WRITTEN INSTRUCTION: In the article on the Jihad and Reform Front, which three groups does the Front's founding notice say the coalition comprises?

EXCERPTED PASSAGE:
— START —

- Logo of the Jihad and Reform Front
- Dates active: 2 May 2007 - 18 December 2011
- Ideology: Sunni Islamism Iraqi nationalism Anti-al-Qaeda
- Wars: the Iraq War

= Jihad and Reform Front =

Sunni insurgent coalition in Iraq (2007–2011)

The Jihad and Reform Front (JRF), or Reformation and Jihad Front (RJF), was a Sunni insurgent coalition in Iraq that announced its formation on May 2, 2007. The announcement was posted on several jihadist websites.

The Front was opposed to and critical of Al-Qaida in Iraq, and comprises three groups: the Islamic Army in Iraq, the Mujahideen Army, and some senior leaders from the Sharia Commission of Ansar al-Sunnah, according to the Front's founding notice. Leaflets plastered on walls in the western city of Fallujah said another insurgent group, the 1920 Revolution Brigades, might have joined the front as well.

— END —

RECORDED DATA:
— START —

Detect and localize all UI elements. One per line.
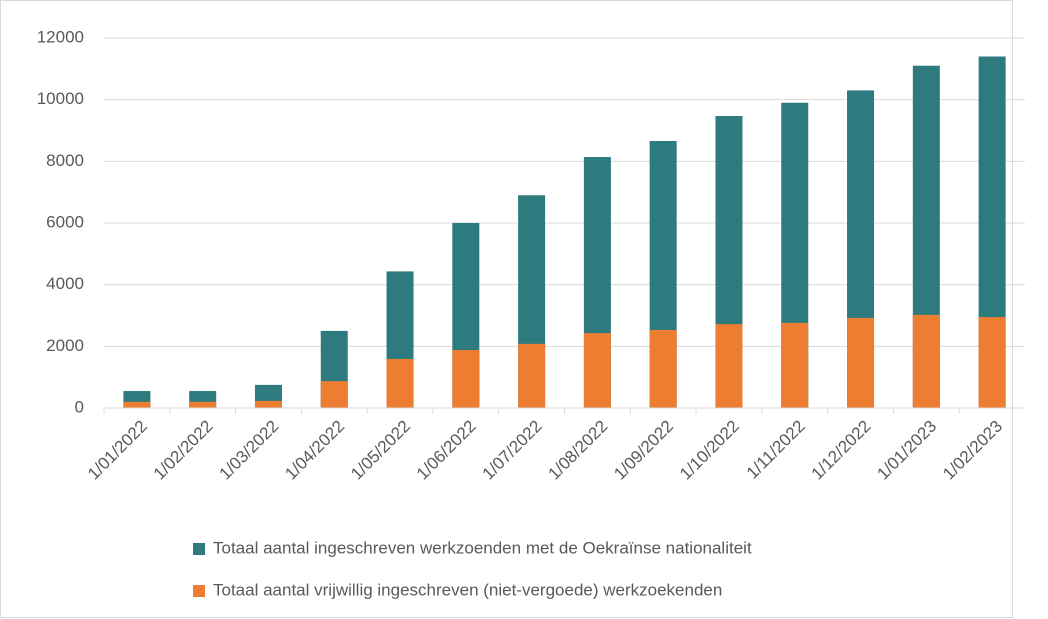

— END —

ANSWER FOR THE TASK: The Islamic Army in Iraq, the Mujahideen Army, and some senior leaders from the Sharia Commission of Ansar al-Sunnah.